Listed below are entries; give the number of lines among them that include "both", and only that number.
□ □ □
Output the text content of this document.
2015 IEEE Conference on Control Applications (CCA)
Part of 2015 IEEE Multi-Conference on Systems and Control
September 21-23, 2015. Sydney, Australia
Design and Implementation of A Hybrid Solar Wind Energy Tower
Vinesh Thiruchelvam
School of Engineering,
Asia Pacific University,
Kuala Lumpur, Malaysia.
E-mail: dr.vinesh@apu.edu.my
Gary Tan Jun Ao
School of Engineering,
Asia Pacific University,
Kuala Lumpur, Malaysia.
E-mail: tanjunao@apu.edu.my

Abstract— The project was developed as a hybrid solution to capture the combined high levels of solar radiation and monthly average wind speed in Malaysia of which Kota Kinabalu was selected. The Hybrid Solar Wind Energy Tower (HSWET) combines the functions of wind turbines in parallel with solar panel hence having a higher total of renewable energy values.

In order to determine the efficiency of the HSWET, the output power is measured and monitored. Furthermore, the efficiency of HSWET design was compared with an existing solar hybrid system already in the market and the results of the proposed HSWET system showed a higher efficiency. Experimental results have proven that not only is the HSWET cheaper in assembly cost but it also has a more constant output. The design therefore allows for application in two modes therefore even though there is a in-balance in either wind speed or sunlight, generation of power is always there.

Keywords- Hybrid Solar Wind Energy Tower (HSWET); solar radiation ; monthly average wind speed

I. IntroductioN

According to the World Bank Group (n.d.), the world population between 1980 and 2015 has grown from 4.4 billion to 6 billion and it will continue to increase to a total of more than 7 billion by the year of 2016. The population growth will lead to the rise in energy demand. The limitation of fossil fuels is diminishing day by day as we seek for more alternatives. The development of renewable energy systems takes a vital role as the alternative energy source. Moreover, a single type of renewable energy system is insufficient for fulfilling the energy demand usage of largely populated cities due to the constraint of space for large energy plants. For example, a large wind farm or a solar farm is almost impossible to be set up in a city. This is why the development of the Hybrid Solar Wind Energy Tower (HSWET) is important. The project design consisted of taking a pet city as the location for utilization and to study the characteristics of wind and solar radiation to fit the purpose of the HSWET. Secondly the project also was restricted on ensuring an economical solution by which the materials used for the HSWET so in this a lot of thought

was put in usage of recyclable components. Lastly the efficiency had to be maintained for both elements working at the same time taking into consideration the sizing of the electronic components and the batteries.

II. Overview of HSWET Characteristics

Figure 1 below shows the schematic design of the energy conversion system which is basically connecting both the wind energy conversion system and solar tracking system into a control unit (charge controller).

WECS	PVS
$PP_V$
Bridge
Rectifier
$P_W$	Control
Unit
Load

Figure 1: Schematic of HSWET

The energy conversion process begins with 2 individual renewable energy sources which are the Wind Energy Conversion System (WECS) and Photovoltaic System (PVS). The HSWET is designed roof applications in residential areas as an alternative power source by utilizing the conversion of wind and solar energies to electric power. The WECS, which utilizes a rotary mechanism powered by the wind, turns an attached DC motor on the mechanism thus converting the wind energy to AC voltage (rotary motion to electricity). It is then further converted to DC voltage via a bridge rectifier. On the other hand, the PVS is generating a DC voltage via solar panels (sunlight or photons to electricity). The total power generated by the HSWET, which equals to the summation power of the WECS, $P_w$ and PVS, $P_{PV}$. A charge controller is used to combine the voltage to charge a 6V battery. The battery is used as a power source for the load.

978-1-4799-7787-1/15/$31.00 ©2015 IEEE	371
□ □ □
_TASK RESULT_
2